Stored data –
☆ ☆ ☆ ☆ ☆ ☆ ☆
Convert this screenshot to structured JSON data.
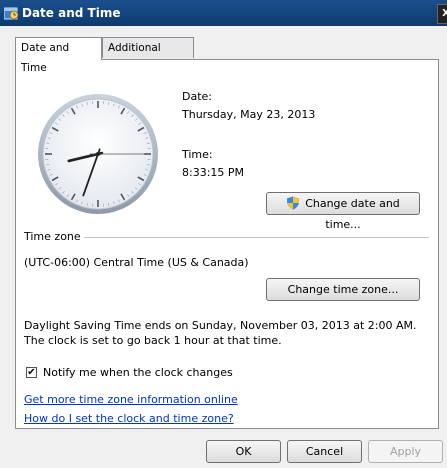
{
  "window": {
    "title": "Date and Time",
    "close_label": "X"
  },
  "tabs": [
    {
      "label": "Date and Time",
      "active": true
    },
    {
      "label": "Additional Clocks",
      "active": false
    }
  ],
  "date": {
    "label": "Date:",
    "value": "Thursday, May 23, 2013"
  },
  "time": {
    "label": "Time:",
    "value": "8:33:15 PM"
  },
  "clock": {
    "hour": 8,
    "minute": 33,
    "second": 15
  },
  "change_datetime_button": {
    "label": "Change date and time...",
    "icon": "uac-shield-icon"
  },
  "timezone": {
    "section_label": "Time zone",
    "value": "(UTC-06:00) Central Time (US & Canada)",
    "change_button": "Change time zone..."
  },
  "dst_message": "Daylight Saving Time ends on Sunday, November 03, 2013 at 2:00 AM. The clock is set to go back 1 hour at that time.",
  "notify": {
    "label": "Notify me when the clock changes",
    "checked": true
  },
  "links": {
    "more_info": "Get more time zone information online",
    "how_to": "How do I set the clock and time zone?"
  },
  "buttons": {
    "ok": "OK",
    "cancel": "Cancel",
    "apply": "Apply"
  },
  "colors": {
    "title_bar": "#0d3a6e",
    "link": "#0033cc"
  }
}
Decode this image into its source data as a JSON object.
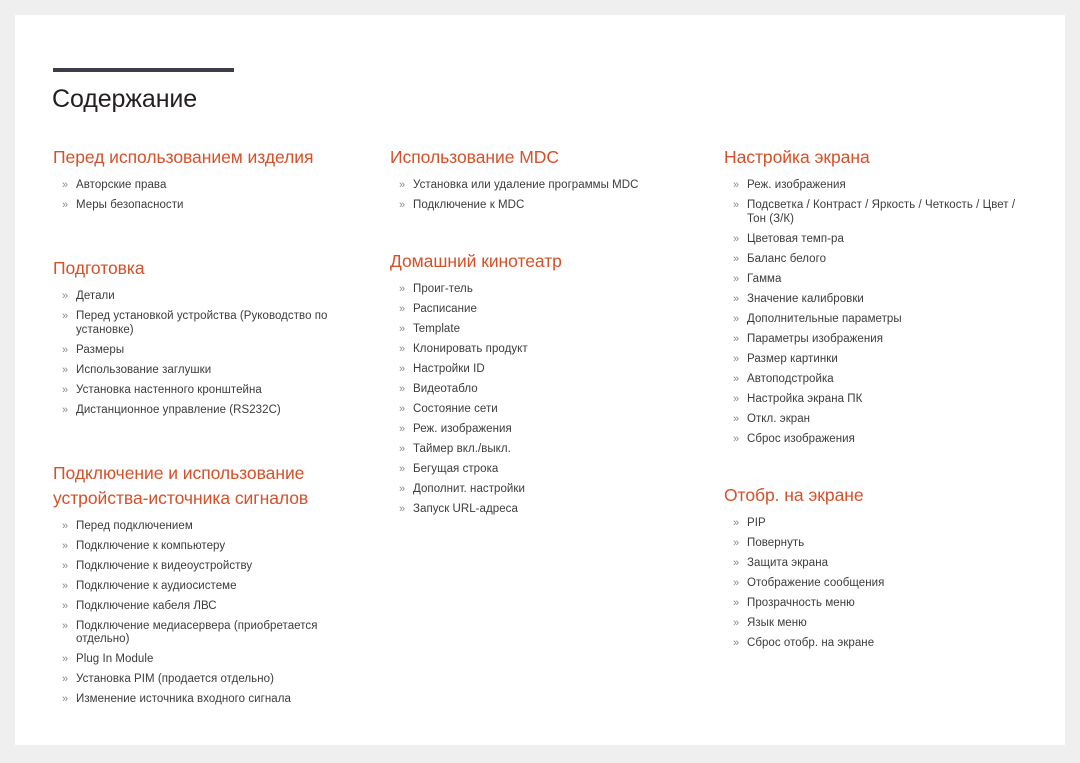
{
  "document": {
    "title": "Содержание",
    "accent_color": "#d4512a",
    "rule_color": "#3d3d47",
    "body_text_color": "#3c3c3c",
    "page_background": "#ffffff",
    "canvas_background": "#efefef",
    "bullet_glyph": "»"
  },
  "columns": [
    {
      "id": "column-left",
      "sections": [
        {
          "id": "section-before-using",
          "heading": "Перед использованием изделия",
          "items": [
            "Авторские права",
            "Меры безопасности"
          ]
        },
        {
          "id": "section-preparation",
          "heading": "Подготовка",
          "items": [
            "Детали",
            "Перед установкой устройства (Руководство по установке)",
            "Размеры",
            "Использование заглушки",
            "Установка настенного кронштейна",
            "Дистанционное управление (RS232C)"
          ]
        },
        {
          "id": "section-connecting-source",
          "heading": "Подключение и использование устройства-источника сигналов",
          "items": [
            "Перед подключением",
            "Подключение к компьютеру",
            "Подключение к видеоустройству",
            "Подключение к аудиосистеме",
            "Подключение кабеля ЛВС",
            "Подключение медиасервера (приобретается отдельно)",
            "Plug In Module",
            "Установка PIM (продается отдельно)",
            "Изменение источника входного сигнала"
          ]
        }
      ]
    },
    {
      "id": "column-middle",
      "sections": [
        {
          "id": "section-using-mdc",
          "heading": "Использование MDC",
          "items": [
            "Установка или удаление программы MDC",
            "Подключение к MDC"
          ]
        },
        {
          "id": "section-home-theatre",
          "heading": "Домашний кинотеатр",
          "items": [
            "Проиг-тель",
            "Расписание",
            "Template",
            "Клонировать продукт",
            "Настройки ID",
            "Видеотабло",
            "Состояние сети",
            "Реж. изображения",
            "Таймер вкл./выкл.",
            "Бегущая строка",
            "Дополнит. настройки",
            "Запуск URL-адреса"
          ]
        }
      ]
    },
    {
      "id": "column-right",
      "sections": [
        {
          "id": "section-screen-adjustment",
          "heading": "Настройка экрана",
          "items": [
            "Реж. изображения",
            "Подсветка / Контраст / Яркость / Четкость / Цвет / Тон (З/К)",
            "Цветовая темп-ра",
            "Баланс белого",
            "Гамма",
            "Значение калибровки",
            "Дополнительные параметры",
            "Параметры изображения",
            "Размер картинки",
            "Автоподстройка",
            "Настройка экрана ПК",
            "Откл. экран",
            "Сброс изображения"
          ]
        },
        {
          "id": "section-onscreen-display",
          "heading": "Отобр. на экране",
          "items": [
            "PIP",
            "Повернуть",
            "Защита экрана",
            "Отображение сообщения",
            "Прозрачность меню",
            "Язык меню",
            "Сброс отобр. на экране"
          ]
        }
      ]
    }
  ]
}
☆ ☆ ☆ ☆ ☆ ☆ ☆
INSTRUCTIONS TO FOLLOW – Transcribe each entry precisely as given, leaving the pictures out.

RESULT FOR THIS EXERCISE –
Convert this screenshot to structured JSON data.
{
  "window": {
    "title": "Date and Time",
    "close_label": "X"
  },
  "tabs": [
    {
      "label": "Date and Time",
      "active": true
    },
    {
      "label": "Additional Clocks",
      "active": false
    }
  ],
  "date": {
    "label": "Date:",
    "value": "Thursday, May 23, 2013"
  },
  "time": {
    "label": "Time:",
    "value": "8:33:15 PM"
  },
  "clock": {
    "hour": 8,
    "minute": 33,
    "second": 15
  },
  "change_datetime_button": {
    "label": "Change date and time...",
    "icon": "uac-shield-icon"
  },
  "timezone": {
    "section_label": "Time zone",
    "value": "(UTC-06:00) Central Time (US & Canada)",
    "change_button": "Change time zone..."
  },
  "dst_message": "Daylight Saving Time ends on Sunday, November 03, 2013 at 2:00 AM. The clock is set to go back 1 hour at that time.",
  "notify": {
    "label": "Notify me when the clock changes",
    "checked": true
  },
  "links": {
    "more_info": "Get more time zone information online",
    "how_to": "How do I set the clock and time zone?"
  },
  "buttons": {
    "ok": "OK",
    "cancel": "Cancel",
    "apply": "Apply"
  },
  "colors": {
    "title_bar": "#0d3a6e",
    "link": "#0033cc"
  }
}
Decode this image into its source data as a JSON object.
{
  "document": {
    "title": "Содержание",
    "accent_color": "#d4512a",
    "rule_color": "#3d3d47",
    "body_text_color": "#3c3c3c",
    "page_background": "#ffffff",
    "canvas_background": "#efefef",
    "bullet_glyph": "»"
  },
  "columns": [
    {
      "id": "column-left",
      "sections": [
        {
          "id": "section-before-using",
          "heading": "Перед использованием изделия",
          "items": [
            "Авторские права",
            "Меры безопасности"
          ]
        },
        {
          "id": "section-preparation",
          "heading": "Подготовка",
          "items": [
            "Детали",
            "Перед установкой устройства (Руководство по установке)",
            "Размеры",
            "Использование заглушки",
            "Установка настенного кронштейна",
            "Дистанционное управление (RS232C)"
          ]
        },
        {
          "id": "section-connecting-source",
          "heading": "Подключение и использование устройства-источника сигналов",
          "items": [
            "Перед подключением",
            "Подключение к компьютеру",
            "Подключение к видеоустройству",
            "Подключение к аудиосистеме",
            "Подключение кабеля ЛВС",
            "Подключение медиасервера (приобретается отдельно)",
            "Plug In Module",
            "Установка PIM (продается отдельно)",
            "Изменение источника входного сигнала"
          ]
        }
      ]
    },
    {
      "id": "column-middle",
      "sections": [
        {
          "id": "section-using-mdc",
          "heading": "Использование MDC",
          "items": [
            "Установка или удаление программы MDC",
            "Подключение к MDC"
          ]
        },
        {
          "id": "section-home-theatre",
          "heading": "Домашний кинотеатр",
          "items": [
            "Проиг-тель",
            "Расписание",
            "Template",
            "Клонировать продукт",
            "Настройки ID",
            "Видеотабло",
            "Состояние сети",
            "Реж. изображения",
            "Таймер вкл./выкл.",
            "Бегущая строка",
            "Дополнит. настройки",
            "Запуск URL-адреса"
          ]
        }
      ]
    },
    {
      "id": "column-right",
      "sections": [
        {
          "id": "section-screen-adjustment",
          "heading": "Настройка экрана",
          "items": [
            "Реж. изображения",
            "Подсветка / Контраст / Яркость / Четкость / Цвет / Тон (З/К)",
            "Цветовая темп-ра",
            "Баланс белого",
            "Гамма",
            "Значение калибровки",
            "Дополнительные параметры",
            "Параметры изображения",
            "Размер картинки",
            "Автоподстройка",
            "Настройка экрана ПК",
            "Откл. экран",
            "Сброс изображения"
          ]
        },
        {
          "id": "section-onscreen-display",
          "heading": "Отобр. на экране",
          "items": [
            "PIP",
            "Повернуть",
            "Защита экрана",
            "Отображение сообщения",
            "Прозрачность меню",
            "Язык меню",
            "Сброс отобр. на экране"
          ]
        }
      ]
    }
  ]
}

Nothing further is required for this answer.